Your task is to reproduce the material exactly.

......

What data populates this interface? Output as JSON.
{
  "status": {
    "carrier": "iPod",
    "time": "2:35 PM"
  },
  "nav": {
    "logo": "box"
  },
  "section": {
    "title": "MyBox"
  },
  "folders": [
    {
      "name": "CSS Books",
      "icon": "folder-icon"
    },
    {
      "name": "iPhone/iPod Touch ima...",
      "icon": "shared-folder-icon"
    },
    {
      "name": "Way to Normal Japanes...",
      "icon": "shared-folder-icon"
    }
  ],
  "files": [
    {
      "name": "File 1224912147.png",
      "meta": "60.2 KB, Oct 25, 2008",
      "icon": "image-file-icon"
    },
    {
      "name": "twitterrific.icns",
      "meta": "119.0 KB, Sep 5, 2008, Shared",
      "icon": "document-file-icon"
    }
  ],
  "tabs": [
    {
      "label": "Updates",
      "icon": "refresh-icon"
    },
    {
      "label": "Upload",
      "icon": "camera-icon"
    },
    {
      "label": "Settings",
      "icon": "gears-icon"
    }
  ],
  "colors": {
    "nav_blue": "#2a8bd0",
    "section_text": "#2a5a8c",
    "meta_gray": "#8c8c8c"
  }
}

......

**WORKED ANSWER**
What data populates this interface? Output as JSON.
{
  "status": {
    "carrier": "iPod",
    "time": "2:35 PM"
  },
  "nav": {
    "logo": "box"
  },
  "section": {
    "title": "MyBox"
  },
  "folders": [
    {
      "name": "CSS Books",
      "icon": "folder-icon"
    },
    {
      "name": "iPhone/iPod Touch ima...",
      "icon": "shared-folder-icon"
    },
    {
      "name": "Way to Normal Japanes...",
      "icon": "shared-folder-icon"
    }
  ],
  "files": [
    {
      "name": "File 1224912147.png",
      "meta": "60.2 KB, Oct 25, 2008",
      "icon": "image-file-icon"
    },
    {
      "name": "twitterrific.icns",
      "meta": "119.0 KB, Sep 5, 2008, Shared",
      "icon": "document-file-icon"
    }
  ],
  "tabs": [
    {
      "label": "Updates",
      "icon": "refresh-icon"
    },
    {
      "label": "Upload",
      "icon": "camera-icon"
    },
    {
      "label": "Settings",
      "icon": "gears-icon"
    }
  ],
  "colors": {
    "nav_blue": "#2a8bd0",
    "section_text": "#2a5a8c",
    "meta_gray": "#8c8c8c"
  }
}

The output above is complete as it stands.